Work to be completed >>
The response must consist of all the records, retyped exactly.

Supplied data >>
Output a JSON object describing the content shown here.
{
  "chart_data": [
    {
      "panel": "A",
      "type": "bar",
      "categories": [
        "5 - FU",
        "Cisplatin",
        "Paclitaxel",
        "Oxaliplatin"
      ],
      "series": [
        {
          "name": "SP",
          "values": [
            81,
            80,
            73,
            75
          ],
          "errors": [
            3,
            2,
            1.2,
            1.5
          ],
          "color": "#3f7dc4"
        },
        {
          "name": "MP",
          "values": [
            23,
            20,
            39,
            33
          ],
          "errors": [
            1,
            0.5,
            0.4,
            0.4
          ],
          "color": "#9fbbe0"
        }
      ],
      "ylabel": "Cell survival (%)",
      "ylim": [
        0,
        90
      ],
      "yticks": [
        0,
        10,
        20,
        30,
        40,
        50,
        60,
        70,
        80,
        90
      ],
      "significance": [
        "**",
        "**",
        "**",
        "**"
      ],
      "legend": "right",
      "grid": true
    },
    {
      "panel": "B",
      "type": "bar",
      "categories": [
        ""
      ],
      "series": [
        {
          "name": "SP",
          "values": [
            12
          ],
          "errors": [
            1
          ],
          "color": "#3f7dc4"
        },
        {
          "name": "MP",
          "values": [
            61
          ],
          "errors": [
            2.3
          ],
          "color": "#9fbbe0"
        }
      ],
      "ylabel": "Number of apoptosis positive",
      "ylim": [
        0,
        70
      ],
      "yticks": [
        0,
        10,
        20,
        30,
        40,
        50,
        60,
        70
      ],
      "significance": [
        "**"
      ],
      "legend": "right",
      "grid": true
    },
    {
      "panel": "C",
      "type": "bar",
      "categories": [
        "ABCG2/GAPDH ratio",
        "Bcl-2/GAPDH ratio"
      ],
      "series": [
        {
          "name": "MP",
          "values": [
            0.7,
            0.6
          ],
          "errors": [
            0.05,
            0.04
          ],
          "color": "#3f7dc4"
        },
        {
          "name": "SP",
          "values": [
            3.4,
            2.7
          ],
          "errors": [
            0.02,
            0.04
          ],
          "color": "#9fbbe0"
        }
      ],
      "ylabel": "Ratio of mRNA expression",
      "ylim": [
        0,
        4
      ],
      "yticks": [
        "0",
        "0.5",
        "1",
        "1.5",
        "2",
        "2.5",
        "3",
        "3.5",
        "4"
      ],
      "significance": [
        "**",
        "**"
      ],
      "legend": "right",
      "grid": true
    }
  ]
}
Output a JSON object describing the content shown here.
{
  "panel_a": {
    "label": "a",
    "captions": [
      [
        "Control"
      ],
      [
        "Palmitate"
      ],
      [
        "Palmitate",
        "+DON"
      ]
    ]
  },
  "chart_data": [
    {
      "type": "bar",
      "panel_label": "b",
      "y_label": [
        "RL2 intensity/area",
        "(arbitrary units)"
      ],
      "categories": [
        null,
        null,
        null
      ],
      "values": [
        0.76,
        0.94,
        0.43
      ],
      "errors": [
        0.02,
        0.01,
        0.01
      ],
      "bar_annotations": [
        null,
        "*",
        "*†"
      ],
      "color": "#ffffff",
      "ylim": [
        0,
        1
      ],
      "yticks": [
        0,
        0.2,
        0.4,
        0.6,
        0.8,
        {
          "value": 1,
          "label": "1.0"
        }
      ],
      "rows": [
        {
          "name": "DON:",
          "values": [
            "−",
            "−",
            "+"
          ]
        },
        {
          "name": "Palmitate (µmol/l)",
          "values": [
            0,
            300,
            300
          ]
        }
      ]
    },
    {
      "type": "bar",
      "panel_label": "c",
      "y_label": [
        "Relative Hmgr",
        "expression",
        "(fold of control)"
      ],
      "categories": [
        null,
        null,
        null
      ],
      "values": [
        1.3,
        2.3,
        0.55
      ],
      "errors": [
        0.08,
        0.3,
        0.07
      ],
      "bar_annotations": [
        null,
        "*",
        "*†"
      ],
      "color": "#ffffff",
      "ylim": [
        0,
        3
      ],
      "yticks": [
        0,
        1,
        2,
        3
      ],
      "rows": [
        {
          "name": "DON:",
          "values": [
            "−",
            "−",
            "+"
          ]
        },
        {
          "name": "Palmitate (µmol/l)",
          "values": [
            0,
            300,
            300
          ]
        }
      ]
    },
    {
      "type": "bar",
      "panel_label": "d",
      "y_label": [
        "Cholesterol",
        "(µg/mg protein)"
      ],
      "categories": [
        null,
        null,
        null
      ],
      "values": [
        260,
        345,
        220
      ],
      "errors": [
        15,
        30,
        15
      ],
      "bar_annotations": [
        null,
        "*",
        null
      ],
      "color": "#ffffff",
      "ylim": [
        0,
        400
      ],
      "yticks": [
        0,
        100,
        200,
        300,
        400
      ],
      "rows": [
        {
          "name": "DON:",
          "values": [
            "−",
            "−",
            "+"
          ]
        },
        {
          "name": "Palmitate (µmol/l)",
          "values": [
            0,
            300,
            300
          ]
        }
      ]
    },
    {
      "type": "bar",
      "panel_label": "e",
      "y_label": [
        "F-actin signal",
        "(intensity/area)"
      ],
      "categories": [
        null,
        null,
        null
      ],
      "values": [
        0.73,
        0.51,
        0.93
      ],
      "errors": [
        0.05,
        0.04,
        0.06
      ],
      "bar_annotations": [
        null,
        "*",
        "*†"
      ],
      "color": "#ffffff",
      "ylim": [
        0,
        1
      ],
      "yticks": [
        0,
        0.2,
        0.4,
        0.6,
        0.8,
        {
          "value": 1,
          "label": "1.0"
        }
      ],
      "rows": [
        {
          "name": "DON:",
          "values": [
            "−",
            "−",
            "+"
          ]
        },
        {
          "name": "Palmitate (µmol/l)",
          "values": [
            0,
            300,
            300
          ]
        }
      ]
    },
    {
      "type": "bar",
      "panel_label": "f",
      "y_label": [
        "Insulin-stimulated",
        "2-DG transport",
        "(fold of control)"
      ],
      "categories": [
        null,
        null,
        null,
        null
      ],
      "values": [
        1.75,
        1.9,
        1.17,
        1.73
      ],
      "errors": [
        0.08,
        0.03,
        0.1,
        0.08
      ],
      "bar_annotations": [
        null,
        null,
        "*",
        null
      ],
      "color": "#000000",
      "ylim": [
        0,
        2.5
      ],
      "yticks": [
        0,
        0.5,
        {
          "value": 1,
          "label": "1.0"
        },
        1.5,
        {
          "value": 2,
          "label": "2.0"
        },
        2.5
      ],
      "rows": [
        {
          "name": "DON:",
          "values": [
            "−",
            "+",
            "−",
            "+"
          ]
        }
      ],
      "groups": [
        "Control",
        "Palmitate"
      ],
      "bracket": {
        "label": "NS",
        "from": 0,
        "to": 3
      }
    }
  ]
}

Expected output >>
Output a JSON object describing the content shown here.
{
  "chart_data": [
    {
      "panel": "A",
      "type": "bar",
      "categories": [
        "5 - FU",
        "Cisplatin",
        "Paclitaxel",
        "Oxaliplatin"
      ],
      "series": [
        {
          "name": "SP",
          "values": [
            81,
            80,
            73,
            75
          ],
          "errors": [
            3,
            2,
            1.2,
            1.5
          ],
          "color": "#3f7dc4"
        },
        {
          "name": "MP",
          "values": [
            23,
            20,
            39,
            33
          ],
          "errors": [
            1,
            0.5,
            0.4,
            0.4
          ],
          "color": "#9fbbe0"
        }
      ],
      "ylabel": "Cell survival (%)",
      "ylim": [
        0,
        90
      ],
      "yticks": [
        0,
        10,
        20,
        30,
        40,
        50,
        60,
        70,
        80,
        90
      ],
      "significance": [
        "**",
        "**",
        "**",
        "**"
      ],
      "legend": "right",
      "grid": true
    },
    {
      "panel": "B",
      "type": "bar",
      "categories": [
        ""
      ],
      "series": [
        {
          "name": "SP",
          "values": [
            12
          ],
          "errors": [
            1
          ],
          "color": "#3f7dc4"
        },
        {
          "name": "MP",
          "values": [
            61
          ],
          "errors": [
            2.3
          ],
          "color": "#9fbbe0"
        }
      ],
      "ylabel": "Number of apoptosis positive",
      "ylim": [
        0,
        70
      ],
      "yticks": [
        0,
        10,
        20,
        30,
        40,
        50,
        60,
        70
      ],
      "significance": [
        "**"
      ],
      "legend": "right",
      "grid": true
    },
    {
      "panel": "C",
      "type": "bar",
      "categories": [
        "ABCG2/GAPDH ratio",
        "Bcl-2/GAPDH ratio"
      ],
      "series": [
        {
          "name": "MP",
          "values": [
            0.7,
            0.6
          ],
          "errors": [
            0.05,
            0.04
          ],
          "color": "#3f7dc4"
        },
        {
          "name": "SP",
          "values": [
            3.4,
            2.7
          ],
          "errors": [
            0.02,
            0.04
          ],
          "color": "#9fbbe0"
        }
      ],
      "ylabel": "Ratio of mRNA expression",
      "ylim": [
        0,
        4
      ],
      "yticks": [
        "0",
        "0.5",
        "1",
        "1.5",
        "2",
        "2.5",
        "3",
        "3.5",
        "4"
      ],
      "significance": [
        "**",
        "**"
      ],
      "legend": "right",
      "grid": true
    }
  ]
}
Output a JSON object describing the content shown here.
{
  "panel_a": {
    "label": "a",
    "captions": [
      [
        "Control"
      ],
      [
        "Palmitate"
      ],
      [
        "Palmitate",
        "+DON"
      ]
    ]
  },
  "chart_data": [
    {
      "type": "bar",
      "panel_label": "b",
      "y_label": [
        "RL2 intensity/area",
        "(arbitrary units)"
      ],
      "categories": [
        null,
        null,
        null
      ],
      "values": [
        0.76,
        0.94,
        0.43
      ],
      "errors": [
        0.02,
        0.01,
        0.01
      ],
      "bar_annotations": [
        null,
        "*",
        "*†"
      ],
      "color": "#ffffff",
      "ylim": [
        0,
        1
      ],
      "yticks": [
        0,
        0.2,
        0.4,
        0.6,
        0.8,
        {
          "value": 1,
          "label": "1.0"
        }
      ],
      "rows": [
        {
          "name": "DON:",
          "values": [
            "−",
            "−",
            "+"
          ]
        },
        {
          "name": "Palmitate (µmol/l)",
          "values": [
            0,
            300,
            300
          ]
        }
      ]
    },
    {
      "type": "bar",
      "panel_label": "c",
      "y_label": [
        "Relative Hmgr",
        "expression",
        "(fold of control)"
      ],
      "categories": [
        null,
        null,
        null
      ],
      "values": [
        1.3,
        2.3,
        0.55
      ],
      "errors": [
        0.08,
        0.3,
        0.07
      ],
      "bar_annotations": [
        null,
        "*",
        "*†"
      ],
      "color": "#ffffff",
      "ylim": [
        0,
        3
      ],
      "yticks": [
        0,
        1,
        2,
        3
      ],
      "rows": [
        {
          "name": "DON:",
          "values": [
            "−",
            "−",
            "+"
          ]
        },
        {
          "name": "Palmitate (µmol/l)",
          "values": [
            0,
            300,
            300
          ]
        }
      ]
    },
    {
      "type": "bar",
      "panel_label": "d",
      "y_label": [
        "Cholesterol",
        "(µg/mg protein)"
      ],
      "categories": [
        null,
        null,
        null
      ],
      "values": [
        260,
        345,
        220
      ],
      "errors": [
        15,
        30,
        15
      ],
      "bar_annotations": [
        null,
        "*",
        null
      ],
      "color": "#ffffff",
      "ylim": [
        0,
        400
      ],
      "yticks": [
        0,
        100,
        200,
        300,
        400
      ],
      "rows": [
        {
          "name": "DON:",
          "values": [
            "−",
            "−",
            "+"
          ]
        },
        {
          "name": "Palmitate (µmol/l)",
          "values": [
            0,
            300,
            300
          ]
        }
      ]
    },
    {
      "type": "bar",
      "panel_label": "e",
      "y_label": [
        "F-actin signal",
        "(intensity/area)"
      ],
      "categories": [
        null,
        null,
        null
      ],
      "values": [
        0.73,
        0.51,
        0.93
      ],
      "errors": [
        0.05,
        0.04,
        0.06
      ],
      "bar_annotations": [
        null,
        "*",
        "*†"
      ],
      "color": "#ffffff",
      "ylim": [
        0,
        1
      ],
      "yticks": [
        0,
        0.2,
        0.4,
        0.6,
        0.8,
        {
          "value": 1,
          "label": "1.0"
        }
      ],
      "rows": [
        {
          "name": "DON:",
          "values": [
            "−",
            "−",
            "+"
          ]
        },
        {
          "name": "Palmitate (µmol/l)",
          "values": [
            0,
            300,
            300
          ]
        }
      ]
    },
    {
      "type": "bar",
      "panel_label": "f",
      "y_label": [
        "Insulin-stimulated",
        "2-DG transport",
        "(fold of control)"
      ],
      "categories": [
        null,
        null,
        null,
        null
      ],
      "values": [
        1.75,
        1.9,
        1.17,
        1.73
      ],
      "errors": [
        0.08,
        0.03,
        0.1,
        0.08
      ],
      "bar_annotations": [
        null,
        null,
        "*",
        null
      ],
      "color": "#000000",
      "ylim": [
        0,
        2.5
      ],
      "yticks": [
        0,
        0.5,
        {
          "value": 1,
          "label": "1.0"
        },
        1.5,
        {
          "value": 2,
          "label": "2.0"
        },
        2.5
      ],
      "rows": [
        {
          "name": "DON:",
          "values": [
            "−",
            "+",
            "−",
            "+"
          ]
        }
      ],
      "groups": [
        "Control",
        "Palmitate"
      ],
      "bracket": {
        "label": "NS",
        "from": 0,
        "to": 3
      }
    }
  ]
}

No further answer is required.